[WHAT YOU SHOULD DO]:
Whenever a line below holds the word "true", copy that line.

(Excerpt from a dataset)
§

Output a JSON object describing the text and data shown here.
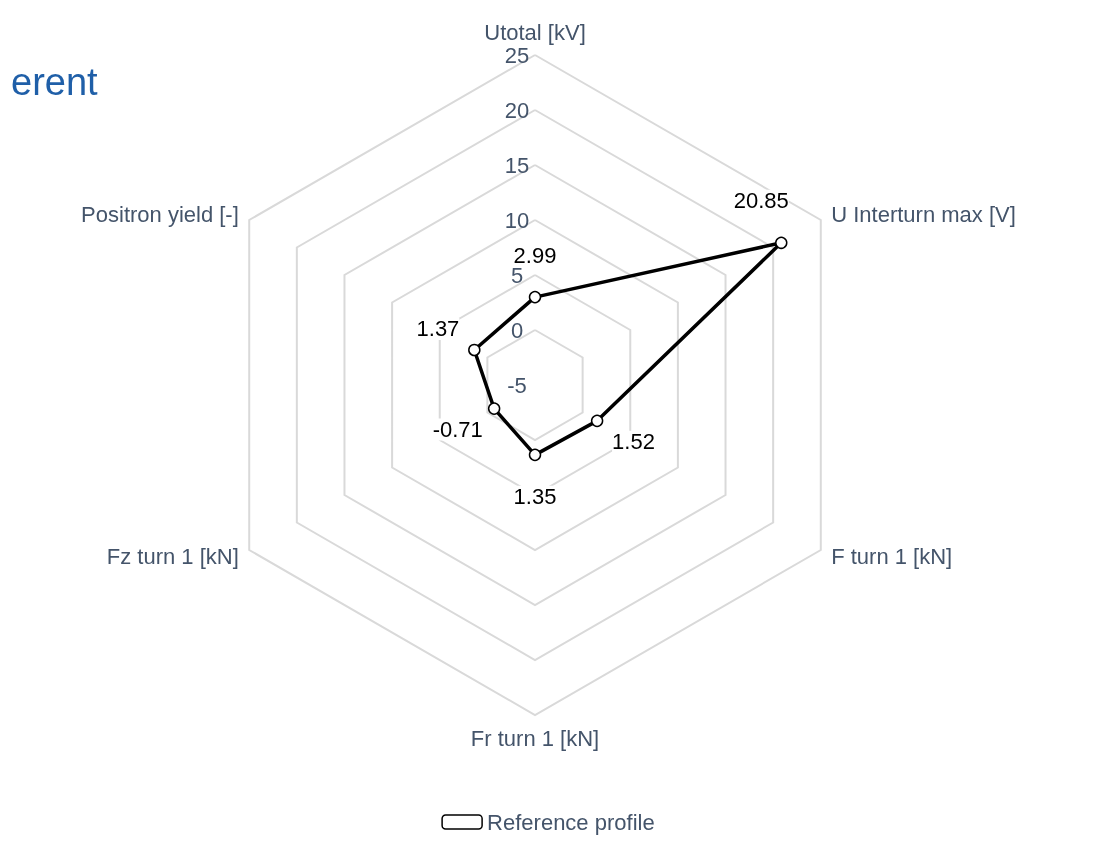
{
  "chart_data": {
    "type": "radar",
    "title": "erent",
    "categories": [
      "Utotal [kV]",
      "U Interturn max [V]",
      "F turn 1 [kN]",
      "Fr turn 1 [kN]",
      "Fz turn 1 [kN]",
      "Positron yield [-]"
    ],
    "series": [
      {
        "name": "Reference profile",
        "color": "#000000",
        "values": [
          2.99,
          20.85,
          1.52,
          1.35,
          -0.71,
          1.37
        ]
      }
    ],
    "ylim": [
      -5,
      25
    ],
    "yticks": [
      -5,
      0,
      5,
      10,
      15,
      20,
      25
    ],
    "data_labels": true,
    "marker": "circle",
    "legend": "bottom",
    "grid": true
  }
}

§

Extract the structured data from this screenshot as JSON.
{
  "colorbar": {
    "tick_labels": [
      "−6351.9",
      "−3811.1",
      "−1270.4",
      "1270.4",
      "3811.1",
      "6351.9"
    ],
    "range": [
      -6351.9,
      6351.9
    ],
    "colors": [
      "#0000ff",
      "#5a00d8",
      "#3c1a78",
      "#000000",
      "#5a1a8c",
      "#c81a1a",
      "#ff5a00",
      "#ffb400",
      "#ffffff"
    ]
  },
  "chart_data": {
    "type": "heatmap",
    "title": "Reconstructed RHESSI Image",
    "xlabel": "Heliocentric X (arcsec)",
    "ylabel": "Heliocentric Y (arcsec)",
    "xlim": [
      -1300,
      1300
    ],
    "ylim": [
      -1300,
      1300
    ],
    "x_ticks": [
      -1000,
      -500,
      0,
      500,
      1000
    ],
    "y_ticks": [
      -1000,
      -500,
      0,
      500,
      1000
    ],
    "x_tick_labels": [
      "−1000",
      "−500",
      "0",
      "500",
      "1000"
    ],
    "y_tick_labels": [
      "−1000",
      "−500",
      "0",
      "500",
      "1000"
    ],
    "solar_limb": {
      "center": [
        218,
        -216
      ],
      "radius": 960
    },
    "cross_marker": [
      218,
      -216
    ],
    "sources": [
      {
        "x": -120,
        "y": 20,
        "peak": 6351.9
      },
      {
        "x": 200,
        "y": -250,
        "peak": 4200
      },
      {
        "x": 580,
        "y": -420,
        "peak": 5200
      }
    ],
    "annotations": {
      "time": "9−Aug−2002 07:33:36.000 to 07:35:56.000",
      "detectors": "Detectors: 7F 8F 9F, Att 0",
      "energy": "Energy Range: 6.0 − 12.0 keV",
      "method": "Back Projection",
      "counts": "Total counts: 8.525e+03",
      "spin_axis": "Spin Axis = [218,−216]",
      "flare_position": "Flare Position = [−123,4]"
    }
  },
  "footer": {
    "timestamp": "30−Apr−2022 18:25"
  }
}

§

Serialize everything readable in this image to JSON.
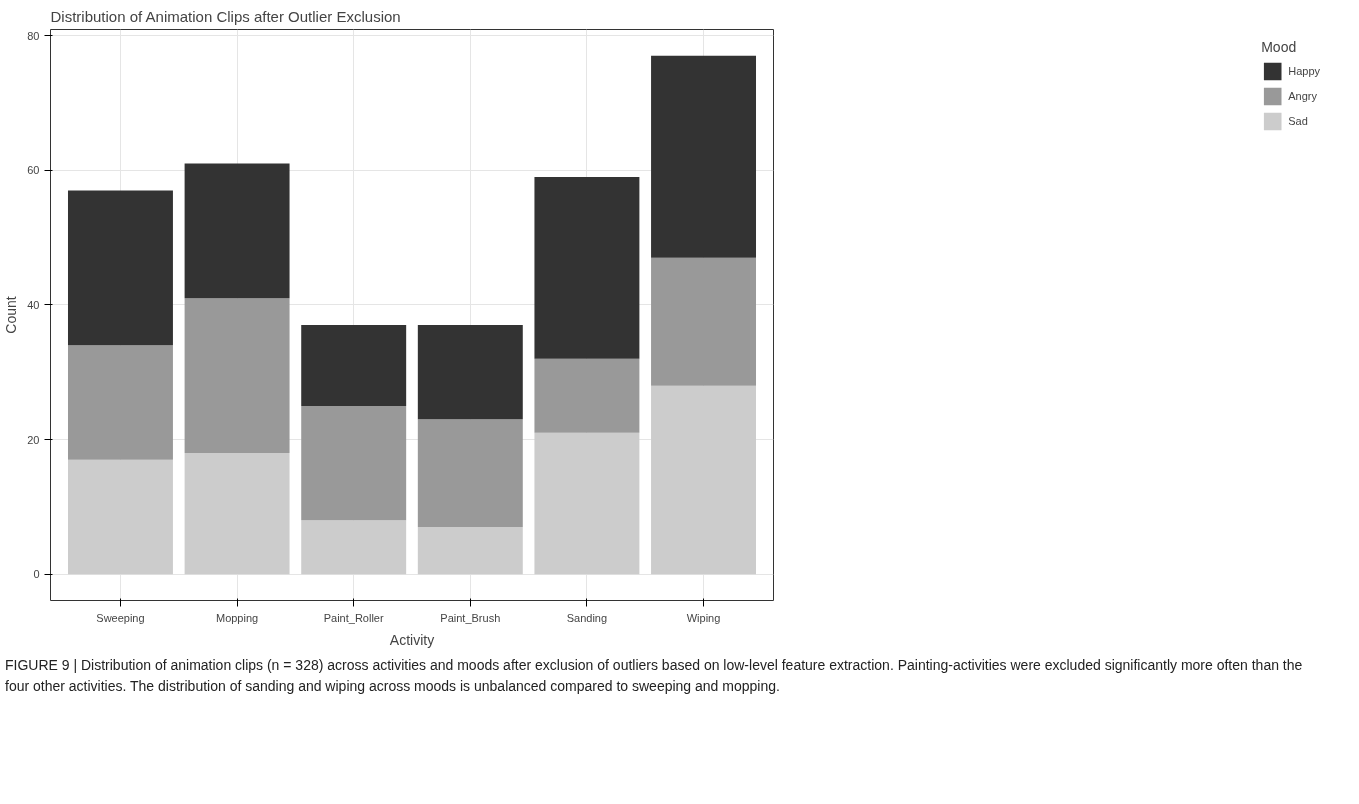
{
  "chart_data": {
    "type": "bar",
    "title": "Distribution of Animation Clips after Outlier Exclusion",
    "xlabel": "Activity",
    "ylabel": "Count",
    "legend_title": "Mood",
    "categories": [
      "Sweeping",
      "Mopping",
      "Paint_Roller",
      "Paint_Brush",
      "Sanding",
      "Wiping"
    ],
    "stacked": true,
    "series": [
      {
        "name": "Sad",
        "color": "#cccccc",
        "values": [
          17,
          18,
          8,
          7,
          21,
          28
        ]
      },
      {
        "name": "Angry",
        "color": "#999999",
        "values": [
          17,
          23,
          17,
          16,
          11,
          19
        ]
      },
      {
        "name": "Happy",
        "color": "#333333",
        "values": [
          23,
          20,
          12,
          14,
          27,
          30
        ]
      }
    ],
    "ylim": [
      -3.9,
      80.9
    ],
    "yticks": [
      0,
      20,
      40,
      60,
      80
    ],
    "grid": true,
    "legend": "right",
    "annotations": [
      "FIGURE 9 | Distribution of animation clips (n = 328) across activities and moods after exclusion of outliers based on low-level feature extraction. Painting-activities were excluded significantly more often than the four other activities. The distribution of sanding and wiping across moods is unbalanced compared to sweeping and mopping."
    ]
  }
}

§

[FINISHED ANSWER]:
    "data_labels": true,
    "grid": true
    "stacked": true,
    "grid": true,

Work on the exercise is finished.